SOURCE TEXT:
The score method returns the accuracy without you having to do any of the work by hand. LDA gives models that can score, but not all classifiers do.

In [29]:
lda_fit.score(X_test, ycorrect)
Out[29]:
0.46218487394957986

Predict the probabilities for each class (one column per class). The book explains that these are "posterior probabilities" (meaning after the model is fitted). Check!

In [30]:
lda_test_predictions = lda_fit.predict_proba(X_test)
lda_test_predictions[1:5]
Out[30]:
array([[0.48110417, 0.51889583],
       [0.45028127, 0.54971873],
       [0.44258594, 0.55741406],
       [0.52719747, 0.47280253]])

Decision function gives a number, positive is one class, negative is the other.

In [31]:
lda.decision_function(X_test)[1:5]
Out[31]:
array([ 0.07561932,  0.1995343 ,  0.23067368, -0.10889735])

The book suggests we try changing the probability threshhold. How many observations are 55% certain to get class 1 (which is the second column)?

In [32]:
np.sum(lda_test_predictions[:,1] > 0.55)
Out[32]:
20

4.6.4 Quadratic Discriminant Analysis

Quadratic discriminant analysis (QDA) works the same as LDA. The difference is that the decision boundaries can be more flexible. Read the book! The coding seems the same. Note the nice high score, almost 60% right on the test data when you split training and test data by year. Unfortunately when you randomly choose about 10% of the data for test cases, the amazing prediction power goes away and you are stuck with a lousy 45% correct.

In [33]:
#test_data = np.random.random(1250) < 0.10
test_data = smarket.Year >= 2005
train_data = ~ test_data
qda = QuadraticDiscriminantAnalysis()
X = patsy.dmatrix("Lag1+Lag2+0", data=smarket[train_data])
y = smarket.DirectionUp[train_data]
qda_fit = qda.fit(X,y)

X_test = patsy.dmatrix("Lag1+Lag2+0", data=smarket[test_data])
ypredict = qda_fit.predict(X_test)
ycorrect = smarket.DirectionUp[test_data]
np.mean(ypredict == ycorrect)
Out[33]:
0.5992063492063492

4.6.5 K-nearest neighbors

K-nearest neighbors is very similar to LDA and QDA in its execution.

There is also a related classifier that uses all of the points within a given radius to classify a point. Good when the points are not all evenly distributed in the sample space.

In [34]:
neighbors = 3
knn = KNeighborsClassifier(neighbors)
knn_fit = knn.fit(X, y)
knn_predict = knn.predict(X_test)
In [35]:
np.mean(knn_predict == ycorrect)

DIRECTIVE 1: In the records, copy out the lines beginning with the one containing "username-cell[interactable]: qamal xyxy=(164,44,234,50)" and ending with the one containing "list-item[interactable]: 4/13/2019 John", both included.
DIRECTIVE 2: Continue the notebook text on classifiers from its last line onward.

DATA ENTRIES:
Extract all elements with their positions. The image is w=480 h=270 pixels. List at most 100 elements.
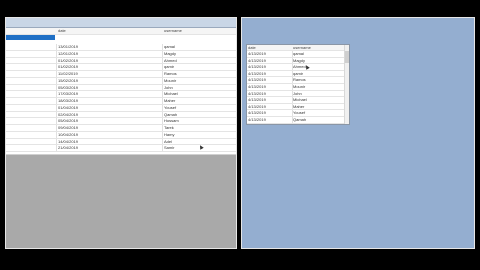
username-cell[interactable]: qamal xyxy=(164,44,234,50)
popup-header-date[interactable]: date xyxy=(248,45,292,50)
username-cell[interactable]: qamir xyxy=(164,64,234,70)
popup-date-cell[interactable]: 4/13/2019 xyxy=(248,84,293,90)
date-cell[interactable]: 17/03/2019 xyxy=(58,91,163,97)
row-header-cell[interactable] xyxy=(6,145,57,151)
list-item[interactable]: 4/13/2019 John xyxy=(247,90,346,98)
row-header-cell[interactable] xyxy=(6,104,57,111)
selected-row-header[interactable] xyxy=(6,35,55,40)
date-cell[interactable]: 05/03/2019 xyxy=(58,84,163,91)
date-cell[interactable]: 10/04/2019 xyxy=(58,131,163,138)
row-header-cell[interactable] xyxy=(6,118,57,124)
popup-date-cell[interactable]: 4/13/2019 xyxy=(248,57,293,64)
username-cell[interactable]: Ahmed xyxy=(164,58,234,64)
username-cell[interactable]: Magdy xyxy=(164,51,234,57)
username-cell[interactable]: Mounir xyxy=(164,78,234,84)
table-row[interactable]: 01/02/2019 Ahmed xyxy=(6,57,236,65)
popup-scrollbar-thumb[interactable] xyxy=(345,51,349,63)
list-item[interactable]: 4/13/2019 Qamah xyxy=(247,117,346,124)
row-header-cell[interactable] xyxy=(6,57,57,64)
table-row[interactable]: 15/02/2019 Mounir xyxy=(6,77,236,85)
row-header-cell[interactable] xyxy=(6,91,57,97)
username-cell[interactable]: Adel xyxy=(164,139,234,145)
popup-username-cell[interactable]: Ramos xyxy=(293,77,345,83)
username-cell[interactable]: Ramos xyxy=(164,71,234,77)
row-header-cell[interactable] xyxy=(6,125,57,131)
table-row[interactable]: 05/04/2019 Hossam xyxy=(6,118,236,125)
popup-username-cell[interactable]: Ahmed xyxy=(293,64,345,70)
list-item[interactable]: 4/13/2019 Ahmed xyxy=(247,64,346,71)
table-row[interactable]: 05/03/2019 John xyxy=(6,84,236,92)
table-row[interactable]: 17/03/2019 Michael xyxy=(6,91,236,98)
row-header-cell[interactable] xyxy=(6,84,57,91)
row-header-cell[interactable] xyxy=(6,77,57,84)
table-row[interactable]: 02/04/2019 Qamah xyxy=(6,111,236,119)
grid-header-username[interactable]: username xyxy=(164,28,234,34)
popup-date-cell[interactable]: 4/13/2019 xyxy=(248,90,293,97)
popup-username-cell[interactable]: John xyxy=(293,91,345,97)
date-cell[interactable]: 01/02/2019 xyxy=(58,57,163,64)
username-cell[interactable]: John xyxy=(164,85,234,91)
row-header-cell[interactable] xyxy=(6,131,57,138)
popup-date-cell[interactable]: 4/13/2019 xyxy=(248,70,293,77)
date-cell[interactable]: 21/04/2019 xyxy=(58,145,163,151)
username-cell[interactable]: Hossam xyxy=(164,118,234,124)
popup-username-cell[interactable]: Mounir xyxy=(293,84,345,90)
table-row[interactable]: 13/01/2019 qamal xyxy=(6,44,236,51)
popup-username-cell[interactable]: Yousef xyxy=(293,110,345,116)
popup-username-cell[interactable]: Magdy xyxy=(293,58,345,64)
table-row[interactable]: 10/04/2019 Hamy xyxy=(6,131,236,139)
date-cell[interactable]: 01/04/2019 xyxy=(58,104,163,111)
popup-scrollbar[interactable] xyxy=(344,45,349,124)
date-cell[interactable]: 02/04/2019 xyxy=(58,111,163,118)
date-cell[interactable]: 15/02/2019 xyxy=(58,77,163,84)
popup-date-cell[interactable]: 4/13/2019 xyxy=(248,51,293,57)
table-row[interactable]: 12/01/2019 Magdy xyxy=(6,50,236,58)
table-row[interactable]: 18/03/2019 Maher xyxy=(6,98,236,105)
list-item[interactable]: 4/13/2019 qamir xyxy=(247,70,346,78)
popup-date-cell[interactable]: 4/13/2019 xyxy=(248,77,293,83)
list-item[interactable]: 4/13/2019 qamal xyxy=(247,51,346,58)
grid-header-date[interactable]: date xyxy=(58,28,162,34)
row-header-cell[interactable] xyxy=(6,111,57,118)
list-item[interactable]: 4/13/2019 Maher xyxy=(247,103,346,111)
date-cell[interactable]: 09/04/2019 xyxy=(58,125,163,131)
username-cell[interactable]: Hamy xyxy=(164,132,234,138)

RESULT 1:
username-cell[interactable]: qamal xyxy=(164,44,234,50)
popup-header-date[interactable]: date xyxy=(248,45,292,50)
username-cell[interactable]: qamir xyxy=(164,64,234,70)
popup-date-cell[interactable]: 4/13/2019 xyxy=(248,84,293,90)
date-cell[interactable]: 17/03/2019 xyxy=(58,91,163,97)
row-header-cell[interactable] xyxy=(6,145,57,151)
list-item[interactable]: 4/13/2019 John xyxy=(247,90,346,98)

RESULT 2:
Out[35]:
0.5317460317460317

Investigate the accuracy of KNN as the number of neighbors increases.

In [36]:
X_train = patsy.dmatrix("Lag1+Lag2+0", data=smarket[train_data])
y_train = smarket.DirectionUp[train_data]
X_test = patsy.dmatrix("Lag1+Lag2+0", data=smarket[test_data])
y_test = smarket.DirectionUp[test_data]

def knn_accuracy(neighbors):
    knn = KNeighborsClassifier(neighbors)
    knn_fit = knn.fit(X_train, y_train)
    knn_predict = knn.predict(X_test)
    return np.mean(knn_predict == ycorrect)

ns = np.arange(1,25)
y = [knn_accuracy(n) for n in ns]
ax = sns.lineplot(x=ns,y=y);
ax.set_ylim([0,0.6]);
ax.set_xlabel('neighbors');
ax.set_ylabel('accuracy');

4.5.6 Example: Caravan insurance

Important point #1: standardize your data before you do KNN. Or anything, really. Use sklearn.preprocessing.scale.

Caravan dataset documentation. Column 86, 'Purchase', indicates 'Yes' or 'No' did the person purchase a policy.

In [37]:
#df_caravan_1 = pd.read_csv('https://vincentarelbundock.github.io/Rdatasets/csv/ISLR/Caravan.csv')
df_caravan_1 = pd.read_csv('Caravan.csv')
In [38]:
df_caravan = df_caravan_1.drop(columns=['Unnamed: 0'])
In [39]:
predictors = set(df_caravan.columns) - set(['Purchase'])
purchase = df_caravan.Purchase

How many data points are there? How many purchases vs not? What is the rate of sales?

In [40]:
purchase.count()
Out[40]:
5822
In [41]:
purchase.value_counts()
Out[41]:
No     5474
Yes     348
Name: Purchase, dtype: int64
In [42]:
purchase.value_counts() / purchase.count()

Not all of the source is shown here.